Saved entries:
__________

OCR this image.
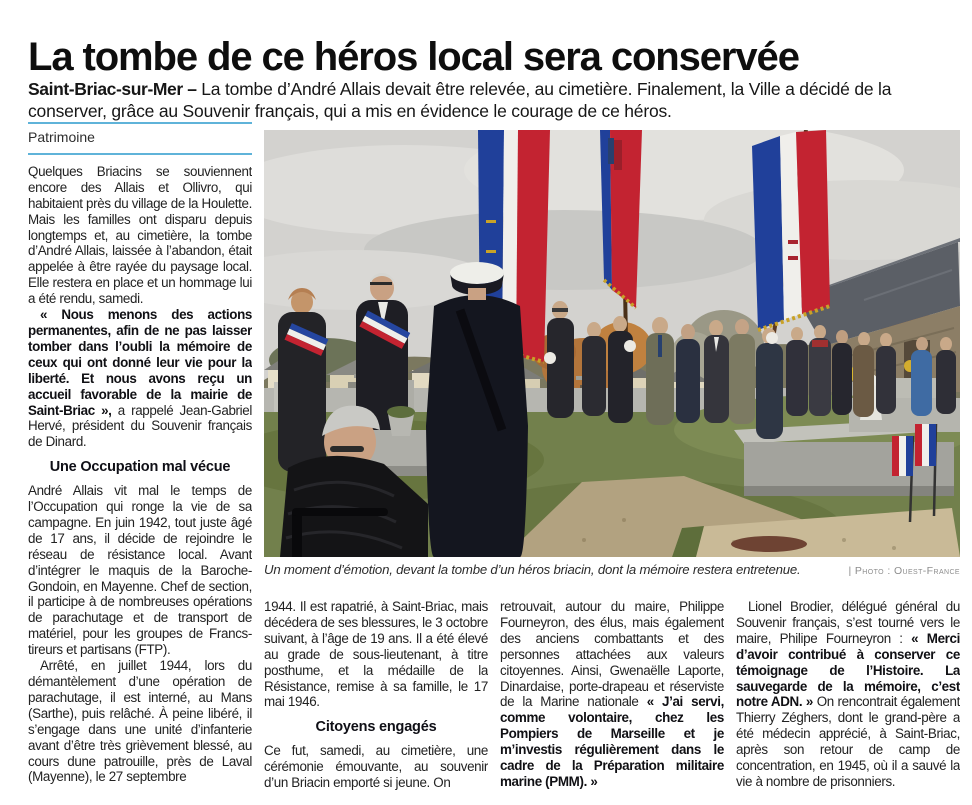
La tombe de ce héros local sera conservée

Saint-Briac-sur-Mer – La tombe d’André Allais devait être relevée, au cimetière. Finalement, la Ville a décidé de la conserver, grâce au Souvenir français, qui a mis en évidence le courage de ce héros.

Patrimoine

Quelques Briacins se souviennent encore des Allais et Ollivro, qui habitaient près du village de la Houlette. Mais les familles ont disparu depuis longtemps et, au cimetière, la tombe d’André Allais, laissée à l’abandon, était appelée à être rayée du paysage local. Elle restera en place et un hommage lui a été rendu, samedi.

« Nous menons des actions permanentes, afin de ne pas laisser tomber dans l’oubli la mémoire de ceux qui ont donné leur vie pour la liberté. Et nous avons reçu un accueil favorable de la mairie de Saint-Briac », a rappelé Jean-Gabriel Hervé, président du Souvenir français de Dinard.

Une Occupation mal vécue

André Allais vit mal le temps de l’Occupation qui ronge la vie de sa campagne. En juin 1942, tout juste âgé de 17 ans, il décide de rejoindre le réseau de résistance local. Avant d’intégrer le maquis de la Baroche-Gondoin, en Mayenne. Chef de section, il participe à de nombreuses opérations de parachutage et de transport de matériel, pour les groupes de Francs-tireurs et partisans (FTP).

Arrêté, en juillet 1944, lors du démantèlement d’une opération de parachutage, il est interné, au Mans (Sarthe), puis relâché. À peine libéré, il s’engage dans une unité d’infanterie avant d’être très grièvement blessé, au cours dune patrouille, près de Laval (Mayenne), le 27 septembre

Un moment d’émotion, devant la tombe d’un héros briacin, dont la mémoire restera entretenue.	| Photo : Ouest-France

1944. Il est rapatrié, à Saint-Briac, mais décédera de ses blessures, le 3 octobre suivant, à l’âge de 19 ans. Il a été élevé au grade de sous-lieutenant, à titre posthume, et la médaille de la Résistance, remise à sa famille, le 17 mai 1946.

Citoyens engagés

Ce fut, samedi, au cimetière, une cérémonie émouvante, au souvenir d’un Briacin emporté si jeune. On

retrouvait, autour du maire, Philippe Fourneyron, des élus, mais également des anciens combattants et des personnes attachées aux valeurs citoyennes. Ainsi, Gwenaëlle Laporte, Dinardaise, porte-drapeau et réserviste de la Marine nationale « J’ai servi, comme volontaire, chez les Pompiers de Marseille et je m’investis régulièrement dans le cadre de la Préparation militaire marine (PMM). »

Lionel Brodier, délégué général du Souvenir français, s’est tourné vers le maire, Philipe Fourneyron : « Merci d’avoir contribué à conserver ce témoignage de l’Histoire. La sauvegarde de la mémoire, c’est notre ADN. » On rencontrait également Thierry Zéghers, dont le grand-père a été médecin apprécié, à Saint-Briac, après son retour de camp de concentration, en 1945, où il a sauvé la vie à nombre de prisonniers.
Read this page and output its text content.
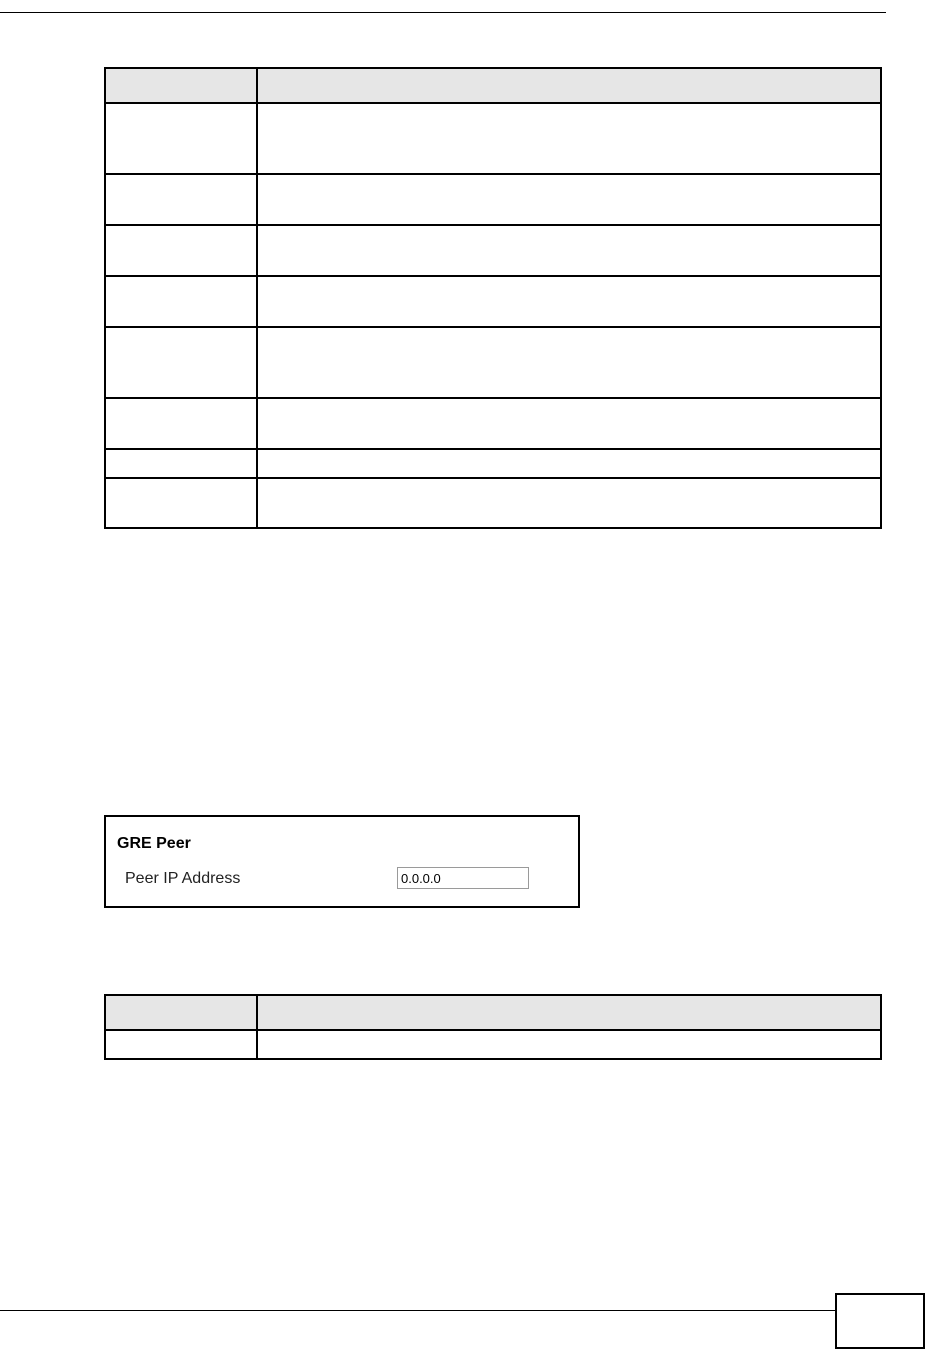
GRE Peer
Peer IP Address
0.0.0.0
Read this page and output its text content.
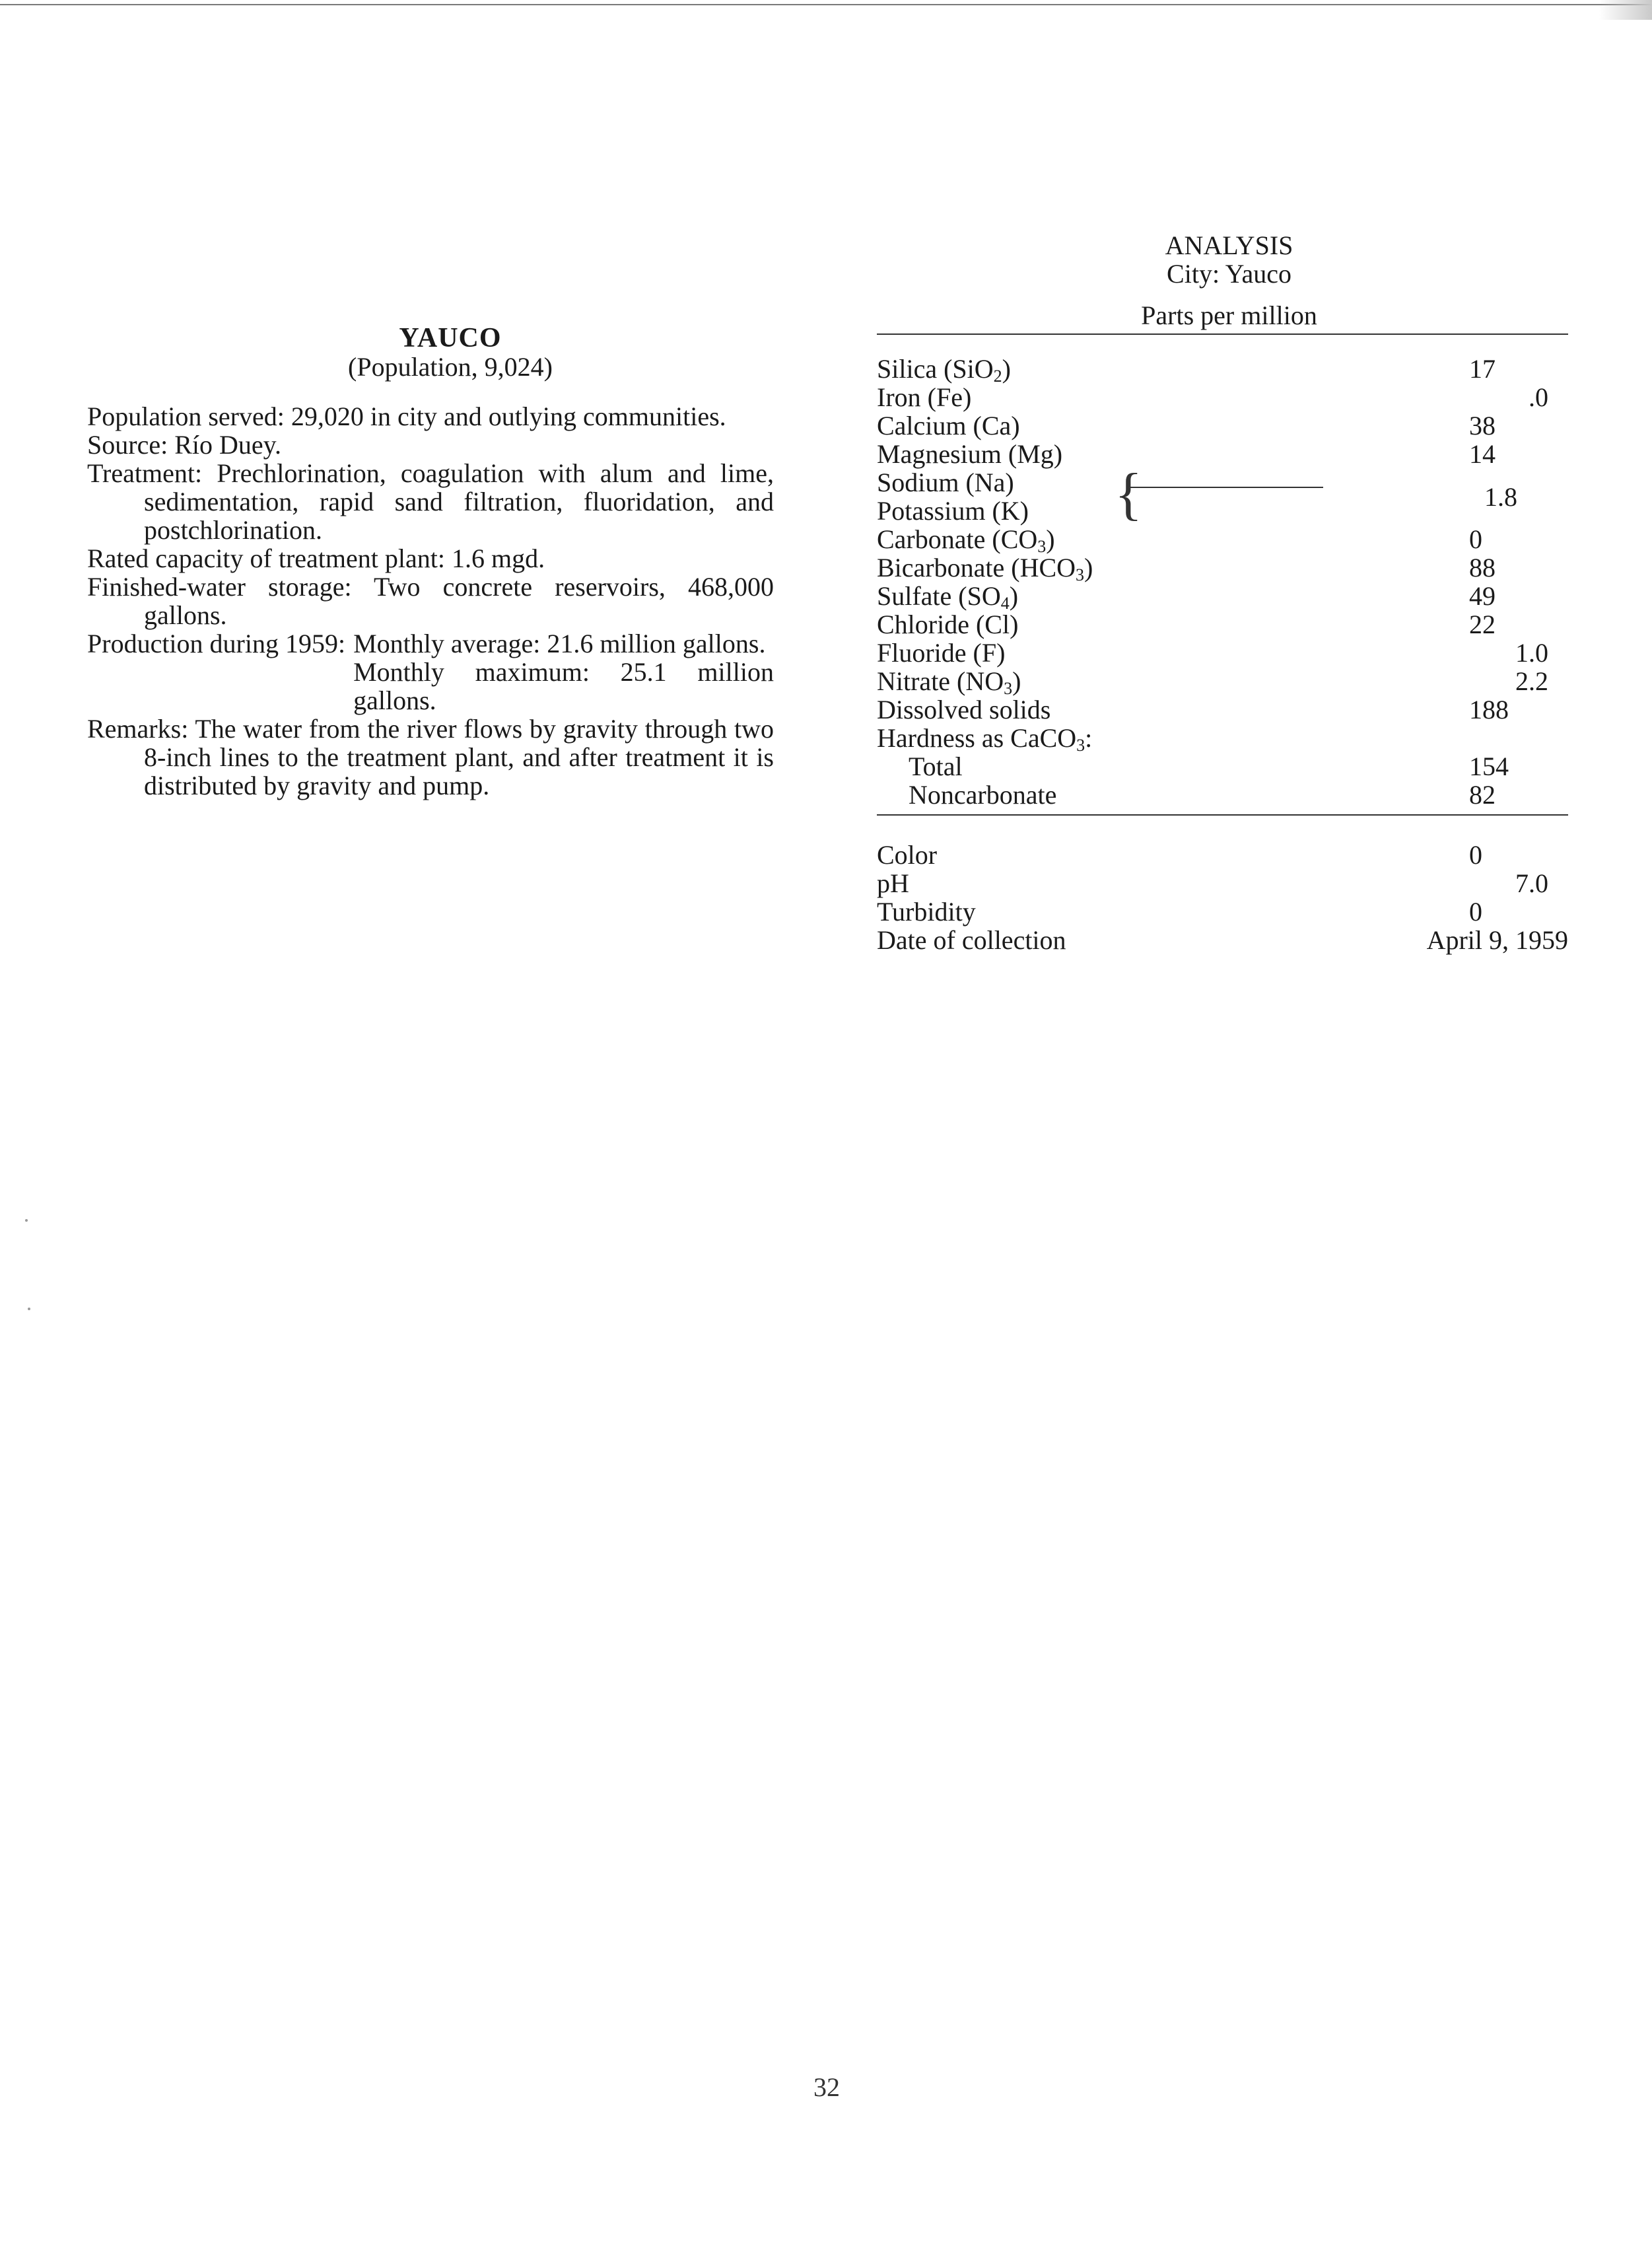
YAUCO
(Population, 9,024)
Population served: 29,020 in city and outlying communities.
Source: Río Duey.
Treatment: Prechlorination, coagulation with alum and lime, sedimentation, rapid sand filtration, fluoridation, and postchlorination.
Rated capacity of treatment plant: 1.6 mgd.
Finished-water storage: Two concrete reservoirs, 468,000 gallons.
Production during 1959: Monthly average: 21.6 million gallons.
Monthly maximum: 25.1 million gallons.
Remarks: The water from the river flows by gravity through two 8-inch lines to the treatment plant, and after treatment it is distributed by gravity and pump.
ANALYSIS
City: Yauco
Parts per million
Silica (SiO$_2$)	17
Iron (Fe)	.0
Calcium (Ca)	38
Magnesium (Mg)	14
Sodium (Na)
Potassium (K) {	1.8
Carbonate $(CO_3)$	0
Bicarbonate $(HCO_3)$	88
Sulfate $(SO_4)$	49
Chloride (Cl)	22
Fluoride (F)	1.0
Nitrate $(NO_3)$	2.2
Dissolved solids	188
Hardness as CaCO$_3$:
Total	154
Noncarbonate	82
Color	0
pH	7.0
Turbidity	0
Date of collection	April 9, 1959
32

__________

• **Challenge**
Make an exact copy of the whole listing, but don't bring over any pictures.

• **Written response**
OCR this image.
La tombe de ce héros local sera conservée

Saint-Briac-sur-Mer – La tombe d’André Allais devait être relevée, au cimetière. Finalement, la Ville a décidé de la conserver, grâce au Souvenir français, qui a mis en évidence le courage de ce héros.

Patrimoine

Quelques Briacins se souviennent encore des Allais et Ollivro, qui habitaient près du village de la Houlette. Mais les familles ont disparu depuis longtemps et, au cimetière, la tombe d’André Allais, laissée à l’abandon, était appelée à être rayée du paysage local. Elle restera en place et un hommage lui a été rendu, samedi.

« Nous menons des actions permanentes, afin de ne pas laisser tomber dans l’oubli la mémoire de ceux qui ont donné leur vie pour la liberté. Et nous avons reçu un accueil favorable de la mairie de Saint-Briac », a rappelé Jean-Gabriel Hervé, président du Souvenir français de Dinard.

Une Occupation mal vécue

André Allais vit mal le temps de l’Occupation qui ronge la vie de sa campagne. En juin 1942, tout juste âgé de 17 ans, il décide de rejoindre le réseau de résistance local. Avant d’intégrer le maquis de la Baroche-Gondoin, en Mayenne. Chef de section, il participe à de nombreuses opérations de parachutage et de transport de matériel, pour les groupes de Francs-tireurs et partisans (FTP).

Arrêté, en juillet 1944, lors du démantèlement d’une opération de parachutage, il est interné, au Mans (Sarthe), puis relâché. À peine libéré, il s’engage dans une unité d’infanterie avant d’être très grièvement blessé, au cours dune patrouille, près de Laval (Mayenne), le 27 septembre

Un moment d’émotion, devant la tombe d’un héros briacin, dont la mémoire restera entretenue.	| Photo : Ouest-France

1944. Il est rapatrié, à Saint-Briac, mais décédera de ses blessures, le 3 octobre suivant, à l’âge de 19 ans. Il a été élevé au grade de sous-lieutenant, à titre posthume, et la médaille de la Résistance, remise à sa famille, le 17 mai 1946.

Citoyens engagés

Ce fut, samedi, au cimetière, une cérémonie émouvante, au souvenir d’un Briacin emporté si jeune. On

retrouvait, autour du maire, Philippe Fourneyron, des élus, mais également des anciens combattants et des personnes attachées aux valeurs citoyennes. Ainsi, Gwenaëlle Laporte, Dinardaise, porte-drapeau et réserviste de la Marine nationale « J’ai servi, comme volontaire, chez les Pompiers de Marseille et je m’investis régulièrement dans le cadre de la Préparation militaire marine (PMM). »

Lionel Brodier, délégué général du Souvenir français, s’est tourné vers le maire, Philipe Fourneyron : « Merci d’avoir contribué à conserver ce témoignage de l’Histoire. La sauvegarde de la mémoire, c’est notre ADN. » On rencontrait également Thierry Zéghers, dont le grand-père a été médecin apprécié, à Saint-Briac, après son retour de camp de concentration, en 1945, où il a sauvé la vie à nombre de prisonniers.
Read this page and output its text content.
GRE Peer
Peer IP Address
0.0.0.0
Read this page and output its text content.
YAUCO
(Population, 9,024)
Population served: 29,020 in city and outlying communities.
Source: Río Duey.
Treatment: Prechlorination, coagulation with alum and lime, sedimentation, rapid sand filtration, fluoridation, and postchlorination.
Rated capacity of treatment plant: 1.6 mgd.
Finished-water storage: Two concrete reservoirs, 468,000 gallons.
Production during 1959: Monthly average: 21.6 million gallons.
Monthly maximum: 25.1 million gallons.
Remarks: The water from the river flows by gravity through two 8-inch lines to the treatment plant, and after treatment it is distributed by gravity and pump.
ANALYSIS
City: Yauco
Parts per million
Silica (SiO$_2$)	17
Iron (Fe)	.0
Calcium (Ca)	38
Magnesium (Mg)	14
Sodium (Na)
Potassium (K) {	1.8
Carbonate $(CO_3)$	0
Bicarbonate $(HCO_3)$	88
Sulfate $(SO_4)$	49
Chloride (Cl)	22
Fluoride (F)	1.0
Nitrate $(NO_3)$	2.2
Dissolved solids	188
Hardness as CaCO$_3$:
Total	154
Noncarbonate	82
Color	0
pH	7.0
Turbidity	0
Date of collection	April 9, 1959
32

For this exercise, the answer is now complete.